Items listed in a dataset:
□ □ □

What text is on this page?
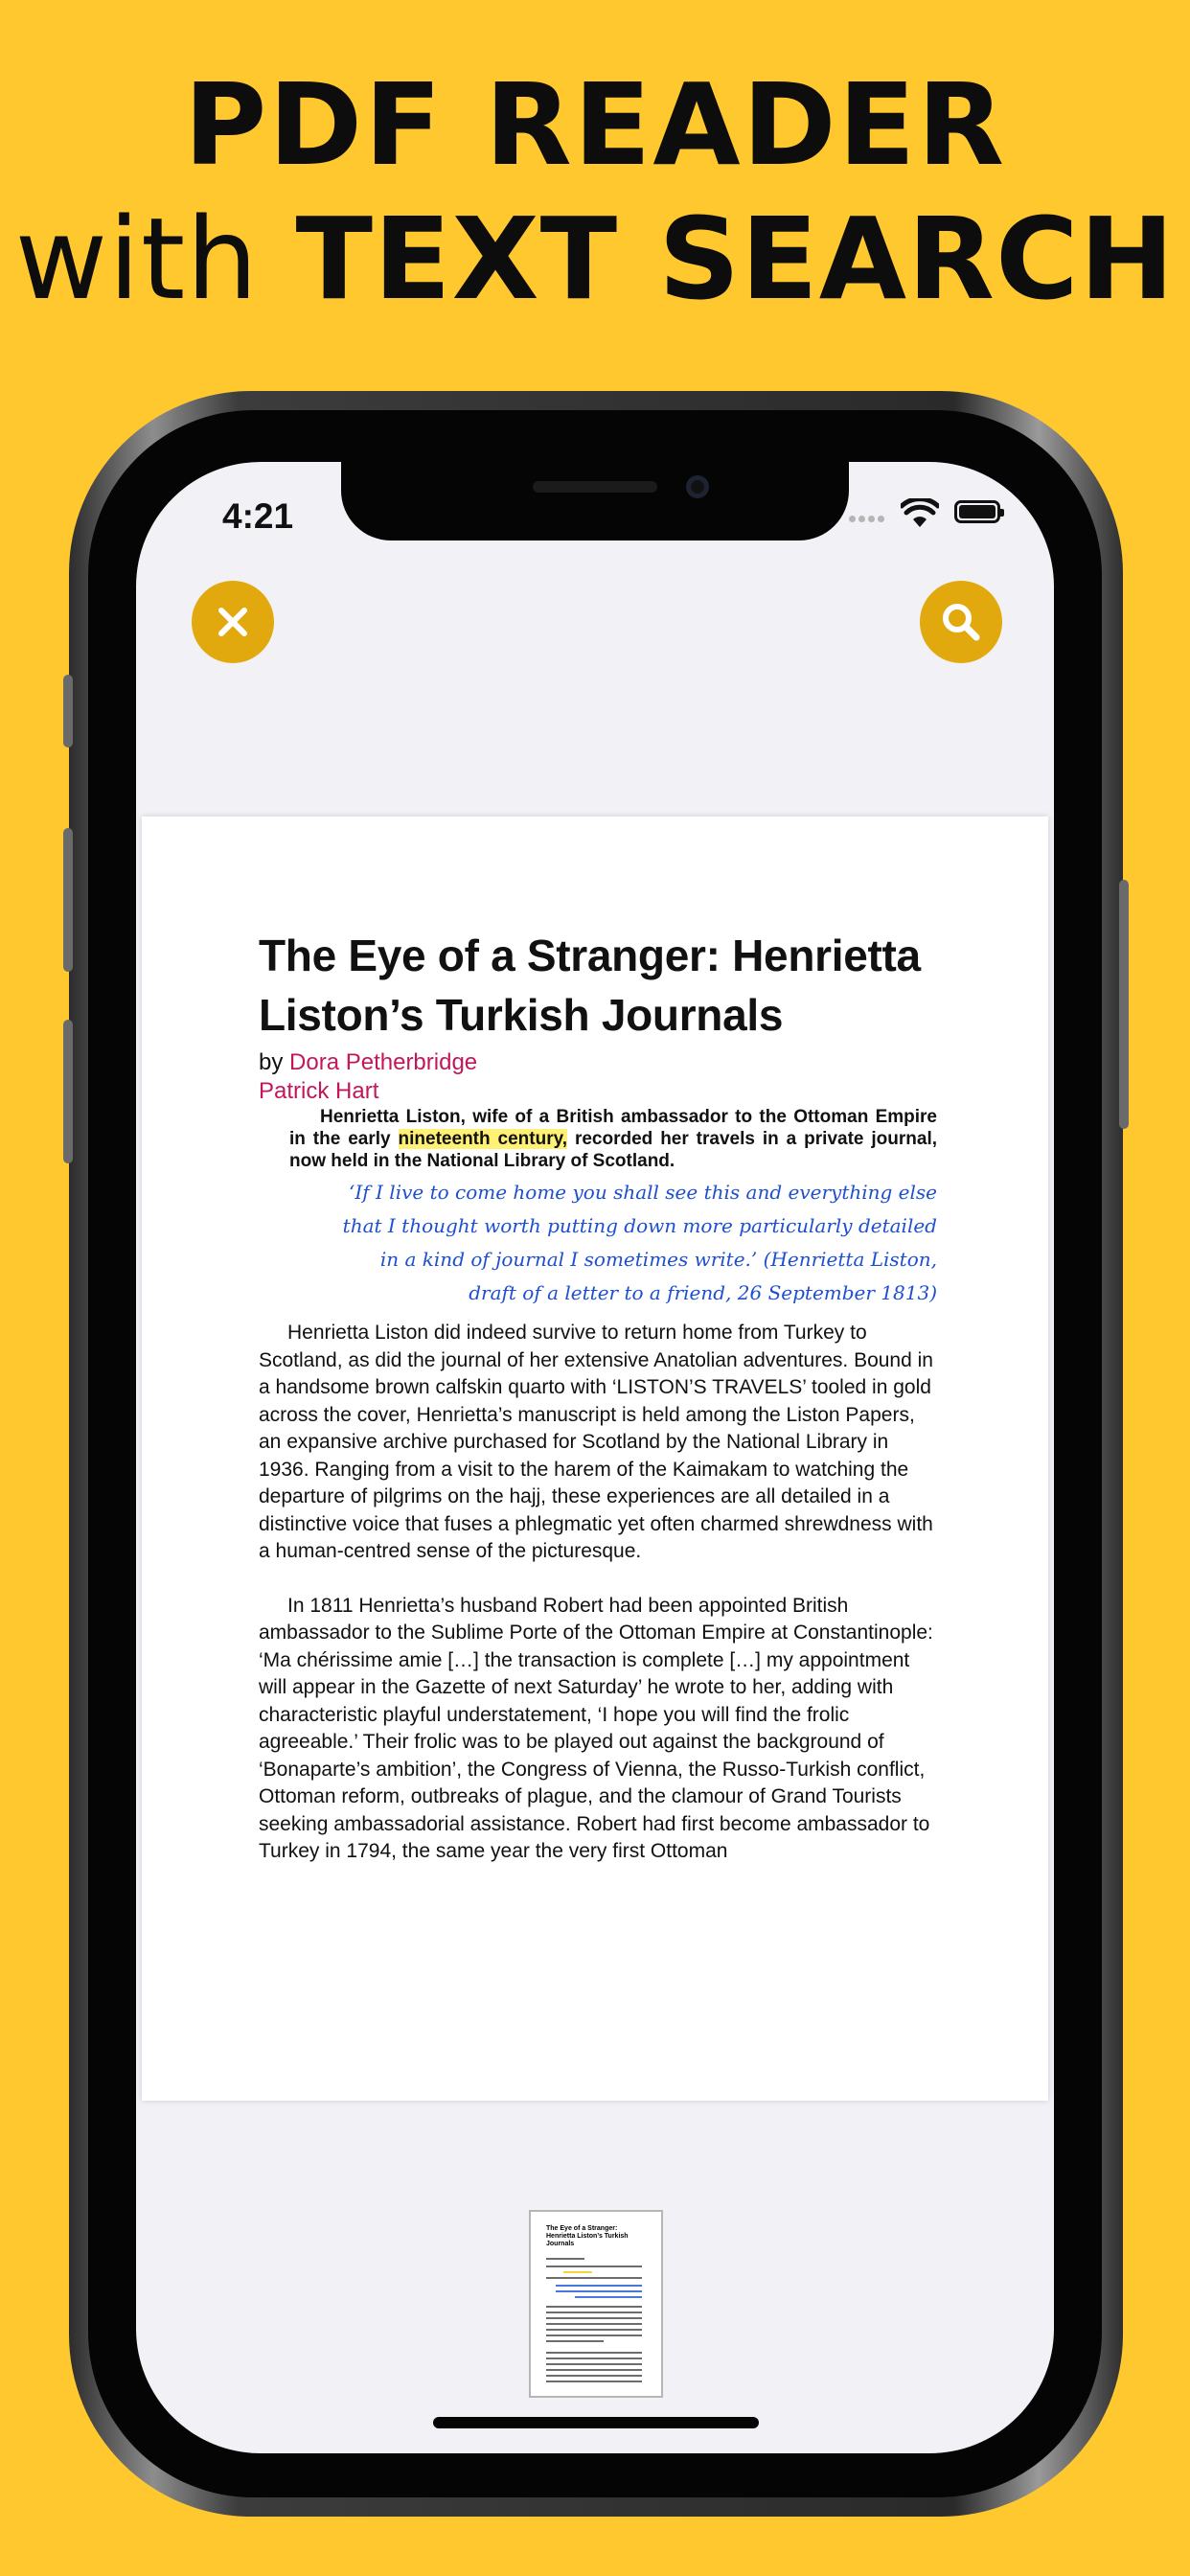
PDF READER
with TEXT SEARCH
4:21
The Eye of a Stranger: Henrietta Liston’s Turkish Journals
by Dora Petherbridge
Patrick Hart
Henrietta Liston, wife of a British ambassador to the Ottoman Empire in the early nineteenth century, recorded her travels in a private journal, now held in the National Library of Scotland.
‘If I live to come home you shall see this and everything else that I thought worth putting down more particularly detailed in a kind of journal I sometimes write.’ (Henrietta Liston, draft of a letter to a friend, 26 September 1813)

Henrietta Liston did indeed survive to return home from Turkey to Scotland, as did the journal of her extensive Anatolian adventures. Bound in a handsome brown calfskin quarto with ‘LISTON’S TRAVELS’ tooled in gold across the cover, Henrietta’s manuscript is held among the Liston Papers, an expansive archive purchased for Scotland by the National Library in 1936. Ranging from a visit to the harem of the Kaimakam to watching the departure of pilgrims on the hajj, these experiences are all detailed in a distinctive voice that fuses a phlegmatic yet often charmed shrewdness with a human-centred sense of the picturesque.

In 1811 Henrietta’s husband Robert had been appointed British ambassador to the Sublime Porte of the Ottoman Empire at Constantinople: ‘Ma chérissime amie […] the transaction is complete […] my appointment will appear in the Gazette of next Saturday’ he wrote to her, adding with characteristic playful understatement, ‘I hope you will find the frolic agreeable.’ Their frolic was to be played out against the background of ‘Bonaparte’s ambition’, the Congress of Vienna, the Russo-Turkish conflict, Ottoman reform, outbreaks of plague, and the clamour of Grand Tourists seeking ambassadorial assistance. Robert had first become ambassador to Turkey in 1794, the same year the very first Ottoman

The Eye of a Stranger: Henrietta Liston’s Turkish Journals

□ □ □

→ Aim of the task: Using the data above, write out every line exactly, leaving the images behind.

→ Task answer:
What text is on this page?
PDF READER
with TEXT SEARCH
4:21
The Eye of a Stranger: Henrietta Liston’s Turkish Journals
by Dora Petherbridge
Patrick Hart
Henrietta Liston, wife of a British ambassador to the Ottoman Empire in the early nineteenth century, recorded her travels in a private journal, now held in the National Library of Scotland.
‘If I live to come home you shall see this and everything else that I thought worth putting down more particularly detailed in a kind of journal I sometimes write.’ (Henrietta Liston, draft of a letter to a friend, 26 September 1813)

Henrietta Liston did indeed survive to return home from Turkey to Scotland, as did the journal of her extensive Anatolian adventures. Bound in a handsome brown calfskin quarto with ‘LISTON’S TRAVELS’ tooled in gold across the cover, Henrietta’s manuscript is held among the Liston Papers, an expansive archive purchased for Scotland by the National Library in 1936. Ranging from a visit to the harem of the Kaimakam to watching the departure of pilgrims on the hajj, these experiences are all detailed in a distinctive voice that fuses a phlegmatic yet often charmed shrewdness with a human-centred sense of the picturesque.

In 1811 Henrietta’s husband Robert had been appointed British ambassador to the Sublime Porte of the Ottoman Empire at Constantinople: ‘Ma chérissime amie […] the transaction is complete […] my appointment will appear in the Gazette of next Saturday’ he wrote to her, adding with characteristic playful understatement, ‘I hope you will find the frolic agreeable.’ Their frolic was to be played out against the background of ‘Bonaparte’s ambition’, the Congress of Vienna, the Russo-Turkish conflict, Ottoman reform, outbreaks of plague, and the clamour of Grand Tourists seeking ambassadorial assistance. Robert had first become ambassador to Turkey in 1794, the same year the very first Ottoman

The Eye of a Stranger: Henrietta Liston’s Turkish Journals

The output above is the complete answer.